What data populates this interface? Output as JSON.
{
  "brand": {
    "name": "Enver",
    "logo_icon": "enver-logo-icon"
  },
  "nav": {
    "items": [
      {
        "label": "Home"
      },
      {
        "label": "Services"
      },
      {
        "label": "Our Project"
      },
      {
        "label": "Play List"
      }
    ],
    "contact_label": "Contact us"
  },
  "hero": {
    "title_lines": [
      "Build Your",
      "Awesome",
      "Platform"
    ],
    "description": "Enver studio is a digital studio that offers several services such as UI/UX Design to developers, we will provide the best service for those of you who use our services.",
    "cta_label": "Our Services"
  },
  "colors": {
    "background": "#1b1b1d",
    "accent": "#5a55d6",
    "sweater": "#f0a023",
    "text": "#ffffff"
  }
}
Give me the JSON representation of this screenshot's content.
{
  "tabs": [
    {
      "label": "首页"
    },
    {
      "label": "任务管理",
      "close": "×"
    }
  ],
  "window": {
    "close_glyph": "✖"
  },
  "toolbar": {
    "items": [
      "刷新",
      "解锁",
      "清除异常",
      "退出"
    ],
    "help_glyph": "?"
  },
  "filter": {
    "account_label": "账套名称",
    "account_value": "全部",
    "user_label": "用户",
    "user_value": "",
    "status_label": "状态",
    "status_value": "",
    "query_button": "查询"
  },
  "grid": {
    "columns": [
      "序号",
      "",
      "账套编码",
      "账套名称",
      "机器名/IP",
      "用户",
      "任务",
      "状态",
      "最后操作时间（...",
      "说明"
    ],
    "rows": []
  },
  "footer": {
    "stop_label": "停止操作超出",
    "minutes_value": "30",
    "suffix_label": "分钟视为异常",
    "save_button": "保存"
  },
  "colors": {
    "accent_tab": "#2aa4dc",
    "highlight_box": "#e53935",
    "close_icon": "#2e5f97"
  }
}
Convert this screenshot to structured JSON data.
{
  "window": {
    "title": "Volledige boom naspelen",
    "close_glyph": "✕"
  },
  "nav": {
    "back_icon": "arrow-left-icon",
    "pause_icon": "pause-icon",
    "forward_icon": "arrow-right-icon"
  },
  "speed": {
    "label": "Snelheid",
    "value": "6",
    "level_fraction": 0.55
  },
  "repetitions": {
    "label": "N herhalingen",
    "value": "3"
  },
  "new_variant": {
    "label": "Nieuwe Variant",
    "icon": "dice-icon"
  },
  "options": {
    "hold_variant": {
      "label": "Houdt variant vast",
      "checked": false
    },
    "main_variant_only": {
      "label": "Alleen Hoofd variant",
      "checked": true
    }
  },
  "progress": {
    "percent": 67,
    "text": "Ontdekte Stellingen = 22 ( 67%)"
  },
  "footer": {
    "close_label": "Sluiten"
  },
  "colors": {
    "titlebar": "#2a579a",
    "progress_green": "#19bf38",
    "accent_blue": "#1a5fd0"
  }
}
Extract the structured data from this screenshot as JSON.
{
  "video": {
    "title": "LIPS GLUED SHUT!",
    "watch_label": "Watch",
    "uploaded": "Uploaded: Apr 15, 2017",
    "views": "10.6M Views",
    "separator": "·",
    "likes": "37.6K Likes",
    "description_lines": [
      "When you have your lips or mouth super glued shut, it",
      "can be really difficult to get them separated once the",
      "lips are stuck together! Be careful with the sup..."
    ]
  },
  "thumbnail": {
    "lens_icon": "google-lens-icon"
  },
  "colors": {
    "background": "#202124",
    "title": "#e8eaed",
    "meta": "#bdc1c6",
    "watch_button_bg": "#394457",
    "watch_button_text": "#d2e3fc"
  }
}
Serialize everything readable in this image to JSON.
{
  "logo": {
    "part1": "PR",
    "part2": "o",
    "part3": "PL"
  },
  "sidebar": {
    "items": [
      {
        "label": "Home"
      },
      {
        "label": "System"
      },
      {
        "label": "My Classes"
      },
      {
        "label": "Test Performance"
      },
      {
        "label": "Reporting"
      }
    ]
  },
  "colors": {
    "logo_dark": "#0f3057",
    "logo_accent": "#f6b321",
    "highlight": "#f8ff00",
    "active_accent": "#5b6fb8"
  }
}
****
** Goal of the exercise **
Gather from the records above every line containing the string "this".

** Written answer **
What data populates this interface? Output as JSON.
Give me the JSON representation of this screenshot's content.
Convert this screenshot to structured JSON data.
Extract the structured data from this screenshot as JSON.
Serialize everything readable in this image to JSON.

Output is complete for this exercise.